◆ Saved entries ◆
---------------
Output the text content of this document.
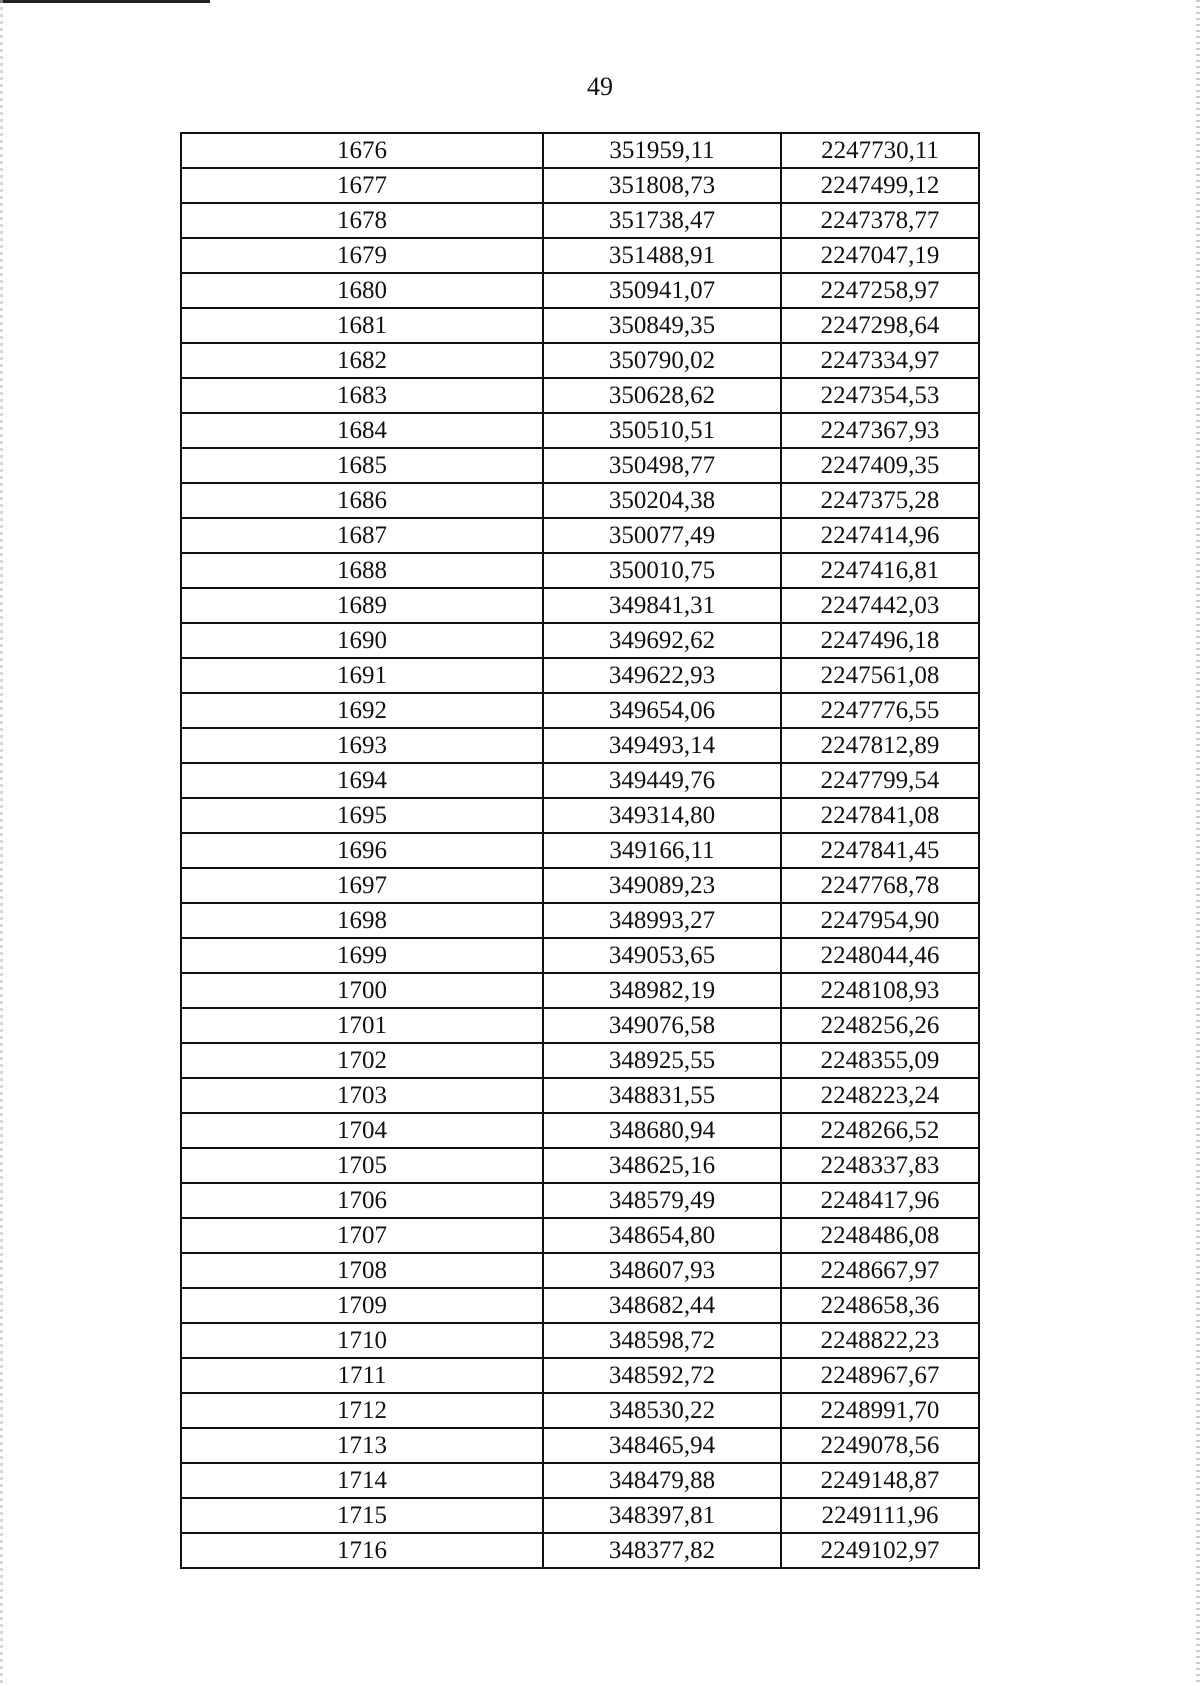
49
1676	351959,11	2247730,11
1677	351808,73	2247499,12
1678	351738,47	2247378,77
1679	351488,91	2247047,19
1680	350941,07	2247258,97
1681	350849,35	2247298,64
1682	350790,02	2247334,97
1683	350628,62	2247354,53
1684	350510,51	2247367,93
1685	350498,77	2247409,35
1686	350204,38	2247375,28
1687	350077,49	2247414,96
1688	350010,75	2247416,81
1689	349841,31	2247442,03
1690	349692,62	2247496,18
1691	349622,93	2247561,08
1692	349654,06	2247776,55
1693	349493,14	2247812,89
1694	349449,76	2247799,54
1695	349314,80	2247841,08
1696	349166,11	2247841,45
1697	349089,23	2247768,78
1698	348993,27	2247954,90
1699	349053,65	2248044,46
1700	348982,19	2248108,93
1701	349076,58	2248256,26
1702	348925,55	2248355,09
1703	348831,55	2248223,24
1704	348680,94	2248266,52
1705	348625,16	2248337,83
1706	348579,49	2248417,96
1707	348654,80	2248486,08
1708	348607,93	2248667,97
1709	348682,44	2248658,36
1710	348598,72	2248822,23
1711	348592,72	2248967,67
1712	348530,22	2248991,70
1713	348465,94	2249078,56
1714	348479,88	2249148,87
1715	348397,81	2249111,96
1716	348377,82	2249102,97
---------------
◆ GOAL ◆
Leave the images out, please, and restate each line word for word.

◆ SOLUTION ◆
Output the text content of this document.
49
1676	351959,11	2247730,11
1677	351808,73	2247499,12
1678	351738,47	2247378,77
1679	351488,91	2247047,19
1680	350941,07	2247258,97
1681	350849,35	2247298,64
1682	350790,02	2247334,97
1683	350628,62	2247354,53
1684	350510,51	2247367,93
1685	350498,77	2247409,35
1686	350204,38	2247375,28
1687	350077,49	2247414,96
1688	350010,75	2247416,81
1689	349841,31	2247442,03
1690	349692,62	2247496,18
1691	349622,93	2247561,08
1692	349654,06	2247776,55
1693	349493,14	2247812,89
1694	349449,76	2247799,54
1695	349314,80	2247841,08
1696	349166,11	2247841,45
1697	349089,23	2247768,78
1698	348993,27	2247954,90
1699	349053,65	2248044,46
1700	348982,19	2248108,93
1701	349076,58	2248256,26
1702	348925,55	2248355,09
1703	348831,55	2248223,24
1704	348680,94	2248266,52
1705	348625,16	2248337,83
1706	348579,49	2248417,96
1707	348654,80	2248486,08
1708	348607,93	2248667,97
1709	348682,44	2248658,36
1710	348598,72	2248822,23
1711	348592,72	2248967,67
1712	348530,22	2248991,70
1713	348465,94	2249078,56
1714	348479,88	2249148,87
1715	348397,81	2249111,96
1716	348377,82	2249102,97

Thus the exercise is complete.